What you have to do: Update the rows below by replacing every "palette-swatch" with "color-swatch", keeping everything else the same, and leave the pictures out of your answer.

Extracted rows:
================
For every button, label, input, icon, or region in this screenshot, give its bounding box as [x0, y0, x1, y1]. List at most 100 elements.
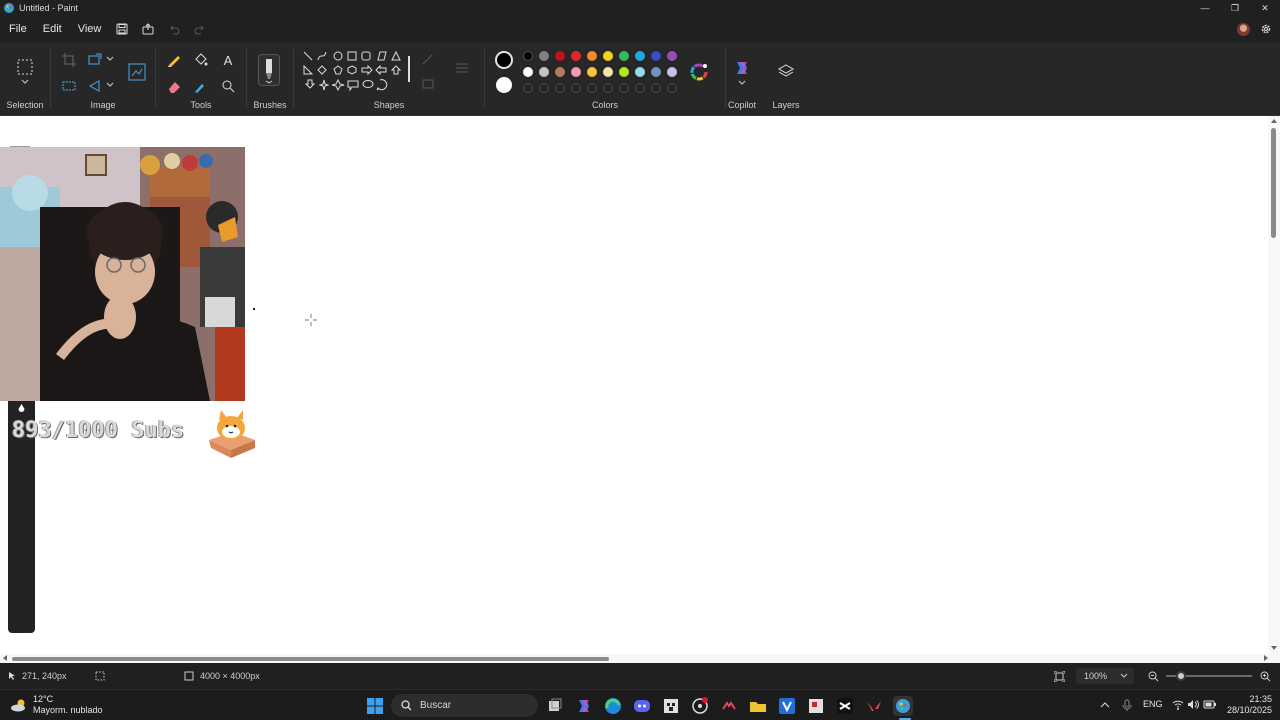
- palette-swatch[interactable]: [571, 51, 581, 61]
- settings-gear-icon[interactable]: [1260, 23, 1272, 35]
- photo-editor-icon[interactable]: [806, 696, 826, 716]
- palette-swatch[interactable]: [603, 67, 613, 77]
- color-picker-icon[interactable]: [192, 78, 208, 94]
- palette-swatch[interactable]: [587, 67, 597, 77]
- eraser-icon[interactable]: [166, 78, 182, 94]
- shapes-scroll-indicator[interactable]: [408, 56, 410, 82]
- custom-color-slot[interactable]: [667, 83, 677, 93]
- primary-color-swatch[interactable]: [495, 51, 513, 69]
- taskbar-search-box[interactable]: Buscar: [391, 694, 538, 717]
- resize-icon[interactable]: [87, 52, 103, 68]
- outline-icon[interactable]: [420, 52, 436, 68]
- selection-chevron-down-icon[interactable]: [20, 78, 30, 86]
- clock[interactable]: 21:35 28/10/2025: [1222, 694, 1272, 716]
- account-avatar[interactable]: [1237, 22, 1250, 36]
- menu-edit[interactable]: Edit: [35, 16, 70, 42]
- windows-start-icon[interactable]: [365, 696, 385, 716]
- weather-widget[interactable]: 12°C Mayorm. nublado: [33, 694, 103, 716]
- palette-swatch[interactable]: [555, 67, 565, 77]
- scroll-left-arrow-icon[interactable]: [1, 654, 9, 662]
- valorant-icon[interactable]: [864, 696, 884, 716]
- shapes-gallery[interactable]: [302, 50, 412, 102]
- horizontal-scroll-thumb[interactable]: [12, 657, 609, 661]
- redo-icon[interactable]: [187, 16, 213, 42]
- paint-taskbar-icon[interactable]: [893, 696, 913, 716]
- palette-swatch[interactable]: [651, 67, 661, 77]
- image-select-icon[interactable]: [127, 62, 147, 82]
- menu-view[interactable]: View: [70, 16, 110, 42]
- palette-swatch[interactable]: [539, 67, 549, 77]
- copilot-icon[interactable]: [733, 59, 751, 77]
- palette-swatch[interactable]: [555, 51, 565, 61]
- size-icon[interactable]: [454, 60, 470, 76]
- custom-color-slot[interactable]: [587, 83, 597, 93]
- rotate-icon[interactable]: [87, 78, 103, 94]
- scroll-right-arrow-icon[interactable]: [1262, 654, 1270, 662]
- volume-icon[interactable]: [1187, 699, 1199, 710]
- drawing-canvas[interactable]: 893/1000 Subs: [0, 116, 1280, 654]
- edge-browser-icon[interactable]: [603, 696, 623, 716]
- text-tool-icon[interactable]: A: [220, 52, 236, 68]
- vertical-scroll-thumb[interactable]: [1271, 128, 1276, 238]
- close-button[interactable]: ✕: [1250, 0, 1280, 16]
- minimize-button[interactable]: —: [1190, 0, 1220, 16]
- maximize-button[interactable]: ❐: [1220, 0, 1250, 16]
- custom-color-slot[interactable]: [603, 83, 613, 93]
- menu-file[interactable]: File: [0, 16, 35, 42]
- custom-color-slot[interactable]: [619, 83, 629, 93]
- streaming-app-icon[interactable]: [719, 696, 739, 716]
- zoom-in-icon[interactable]: [1260, 671, 1271, 682]
- wifi-icon[interactable]: [1172, 699, 1184, 710]
- weather-cloud-icon[interactable]: [10, 697, 28, 713]
- battery-icon[interactable]: [1203, 699, 1217, 710]
- minecraft-icon[interactable]: [661, 696, 681, 716]
- rotate-chevron-down-icon[interactable]: [105, 80, 115, 90]
- visual-studio-code-icon[interactable]: [777, 696, 797, 716]
- palette-swatch[interactable]: [619, 51, 629, 61]
- palette-swatch[interactable]: [539, 51, 549, 61]
- zoom-dropdown[interactable]: 100%: [1076, 668, 1134, 684]
- palette-swatch[interactable]: [523, 51, 533, 61]
- scroll-up-arrow-icon[interactable]: [1270, 117, 1278, 125]
- resize-chevron-down-icon[interactable]: [105, 54, 115, 64]
- custom-color-slot[interactable]: [571, 83, 581, 93]
- palette-swatch[interactable]: [651, 51, 661, 61]
- language-indicator[interactable]: ENG: [1143, 699, 1163, 709]
- custom-color-slot[interactable]: [523, 83, 533, 93]
- microphone-icon[interactable]: [1122, 699, 1132, 711]
- share-icon[interactable]: [135, 16, 161, 42]
- fit-to-window-icon[interactable]: [1054, 671, 1065, 682]
- zoom-slider-thumb[interactable]: [1176, 671, 1186, 681]
- palette-swatch[interactable]: [635, 51, 645, 61]
- layers-icon[interactable]: [777, 62, 795, 80]
- edit-colors-rainbow-icon[interactable]: [689, 62, 709, 82]
- file-explorer-icon[interactable]: [748, 696, 768, 716]
- palette-swatch[interactable]: [667, 51, 677, 61]
- pasted-webcam-image[interactable]: [0, 147, 245, 401]
- copilot-chevron-down-icon[interactable]: [737, 79, 747, 87]
- fill-icon[interactable]: [420, 76, 436, 92]
- custom-color-slot[interactable]: [555, 83, 565, 93]
- secondary-color-swatch[interactable]: [496, 77, 512, 93]
- discord-icon[interactable]: [632, 696, 652, 716]
- custom-color-slot[interactable]: [539, 83, 549, 93]
- custom-color-slot[interactable]: [651, 83, 661, 93]
- zoom-out-icon[interactable]: [1148, 671, 1159, 682]
- remove-background-icon[interactable]: [61, 78, 77, 94]
- pencil-icon[interactable]: [166, 52, 182, 68]
- fill-bucket-icon[interactable]: [192, 52, 208, 68]
- magnifier-icon[interactable]: [220, 78, 236, 94]
- scroll-down-arrow-icon[interactable]: [1270, 644, 1278, 652]
- undo-icon[interactable]: [161, 16, 187, 42]
- palette-swatch[interactable]: [571, 67, 581, 77]
- palette-swatch[interactable]: [587, 51, 597, 61]
- palette-swatch[interactable]: [667, 67, 677, 77]
- horizontal-scrollbar[interactable]: [0, 654, 1280, 663]
- palette-swatch[interactable]: [619, 67, 629, 77]
- show-hidden-icons-chevron-up-icon[interactable]: [1100, 701, 1110, 709]
- crop-icon[interactable]: [61, 52, 77, 68]
- vertical-scrollbar[interactable]: [1268, 116, 1280, 654]
- copilot-taskbar-icon[interactable]: [574, 696, 594, 716]
- palette-swatch[interactable]: [603, 51, 613, 61]
- brush-button[interactable]: [258, 54, 280, 86]
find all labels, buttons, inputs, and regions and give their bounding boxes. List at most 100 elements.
================
The completed task:
For every button, label, input, icon, or region in this screenshot, give its bounding box as [x0, y0, x1, y1]. List at most 100 elements.
- color-swatch[interactable]: [571, 51, 581, 61]
- settings-gear-icon[interactable]: [1260, 23, 1272, 35]
- photo-editor-icon[interactable]: [806, 696, 826, 716]
- color-swatch[interactable]: [603, 67, 613, 77]
- color-picker-icon[interactable]: [192, 78, 208, 94]
- color-swatch[interactable]: [587, 67, 597, 77]
- eraser-icon[interactable]: [166, 78, 182, 94]
- shapes-scroll-indicator[interactable]: [408, 56, 410, 82]
- custom-color-slot[interactable]: [667, 83, 677, 93]
- primary-color-swatch[interactable]: [495, 51, 513, 69]
- taskbar-search-box[interactable]: Buscar: [391, 694, 538, 717]
- resize-icon[interactable]: [87, 52, 103, 68]
- outline-icon[interactable]: [420, 52, 436, 68]
- selection-chevron-down-icon[interactable]: [20, 78, 30, 86]
- clock[interactable]: 21:35 28/10/2025: [1222, 694, 1272, 716]
- account-avatar[interactable]: [1237, 22, 1250, 36]
- menu-edit[interactable]: Edit: [35, 16, 70, 42]
- windows-start-icon[interactable]: [365, 696, 385, 716]
- weather-widget[interactable]: 12°C Mayorm. nublado: [33, 694, 103, 716]
- color-swatch[interactable]: [555, 67, 565, 77]
- scroll-left-arrow-icon[interactable]: [1, 654, 9, 662]
- valorant-icon[interactable]: [864, 696, 884, 716]
- shapes-gallery[interactable]: [302, 50, 412, 102]
- horizontal-scroll-thumb[interactable]: [12, 657, 609, 661]
- redo-icon[interactable]: [187, 16, 213, 42]
- paint-taskbar-icon[interactable]: [893, 696, 913, 716]
- color-swatch[interactable]: [651, 67, 661, 77]
- image-select-icon[interactable]: [127, 62, 147, 82]
- menu-view[interactable]: View: [70, 16, 110, 42]
- color-swatch[interactable]: [539, 67, 549, 77]
- copilot-icon[interactable]: [733, 59, 751, 77]
- color-swatch[interactable]: [555, 51, 565, 61]
- size-icon[interactable]: [454, 60, 470, 76]
- custom-color-slot[interactable]: [587, 83, 597, 93]
- rotate-icon[interactable]: [87, 78, 103, 94]
- scroll-right-arrow-icon[interactable]: [1262, 654, 1270, 662]
- volume-icon[interactable]: [1187, 699, 1199, 710]
- drawing-canvas[interactable]: 893/1000 Subs: [0, 116, 1280, 654]
- edge-browser-icon[interactable]: [603, 696, 623, 716]
- text-tool-icon[interactable]: A: [220, 52, 236, 68]
- vertical-scroll-thumb[interactable]: [1271, 128, 1276, 238]
- close-button[interactable]: ✕: [1250, 0, 1280, 16]
- minimize-button[interactable]: —: [1190, 0, 1220, 16]
- maximize-button[interactable]: ❐: [1220, 0, 1250, 16]
- custom-color-slot[interactable]: [603, 83, 613, 93]
- menu-file[interactable]: File: [0, 16, 35, 42]
- custom-color-slot[interactable]: [619, 83, 629, 93]
- streaming-app-icon[interactable]: [719, 696, 739, 716]
- zoom-in-icon[interactable]: [1260, 671, 1271, 682]
- wifi-icon[interactable]: [1172, 699, 1184, 710]
- weather-cloud-icon[interactable]: [10, 697, 28, 713]
- battery-icon[interactable]: [1203, 699, 1217, 710]
- minecraft-icon[interactable]: [661, 696, 681, 716]
- rotate-chevron-down-icon[interactable]: [105, 80, 115, 90]
- visual-studio-code-icon[interactable]: [777, 696, 797, 716]
- color-swatch[interactable]: [619, 51, 629, 61]
- color-swatch[interactable]: [539, 51, 549, 61]
- zoom-dropdown[interactable]: 100%: [1076, 668, 1134, 684]
- color-swatch[interactable]: [523, 51, 533, 61]
- scroll-up-arrow-icon[interactable]: [1270, 117, 1278, 125]
- resize-chevron-down-icon[interactable]: [105, 54, 115, 64]
- custom-color-slot[interactable]: [571, 83, 581, 93]
- color-swatch[interactable]: [651, 51, 661, 61]
- language-indicator[interactable]: ENG: [1143, 699, 1163, 709]
- custom-color-slot[interactable]: [523, 83, 533, 93]
- microphone-icon[interactable]: [1122, 699, 1132, 711]
- share-icon[interactable]: [135, 16, 161, 42]
- fit-to-window-icon[interactable]: [1054, 671, 1065, 682]
- zoom-slider-thumb[interactable]: [1176, 671, 1186, 681]
- color-swatch[interactable]: [635, 51, 645, 61]
- layers-icon[interactable]: [777, 62, 795, 80]
- edit-colors-rainbow-icon[interactable]: [689, 62, 709, 82]
- file-explorer-icon[interactable]: [748, 696, 768, 716]
- color-swatch[interactable]: [667, 51, 677, 61]
- pasted-webcam-image[interactable]: [0, 147, 245, 401]
- copilot-chevron-down-icon[interactable]: [737, 79, 747, 87]
- fill-icon[interactable]: [420, 76, 436, 92]
- custom-color-slot[interactable]: [555, 83, 565, 93]
- secondary-color-swatch[interactable]: [496, 77, 512, 93]
- discord-icon[interactable]: [632, 696, 652, 716]
- custom-color-slot[interactable]: [539, 83, 549, 93]
- custom-color-slot[interactable]: [651, 83, 661, 93]
- zoom-out-icon[interactable]: [1148, 671, 1159, 682]
- remove-background-icon[interactable]: [61, 78, 77, 94]
- pencil-icon[interactable]: [166, 52, 182, 68]
- fill-bucket-icon[interactable]: [192, 52, 208, 68]
- magnifier-icon[interactable]: [220, 78, 236, 94]
- scroll-down-arrow-icon[interactable]: [1270, 644, 1278, 652]
- undo-icon[interactable]: [161, 16, 187, 42]
- color-swatch[interactable]: [571, 67, 581, 77]
- color-swatch[interactable]: [587, 51, 597, 61]
- color-swatch[interactable]: [667, 67, 677, 77]
- horizontal-scrollbar[interactable]: [0, 654, 1280, 663]
- color-swatch[interactable]: [619, 67, 629, 77]
- show-hidden-icons-chevron-up-icon[interactable]: [1100, 701, 1110, 709]
- crop-icon[interactable]: [61, 52, 77, 68]
- vertical-scrollbar[interactable]: [1268, 116, 1280, 654]
- copilot-taskbar-icon[interactable]: [574, 696, 594, 716]
- color-swatch[interactable]: [603, 51, 613, 61]
- brush-button[interactable]: [258, 54, 280, 86]
find all labels, buttons, inputs, and regions and give their bounding boxes. List at most 100 elements.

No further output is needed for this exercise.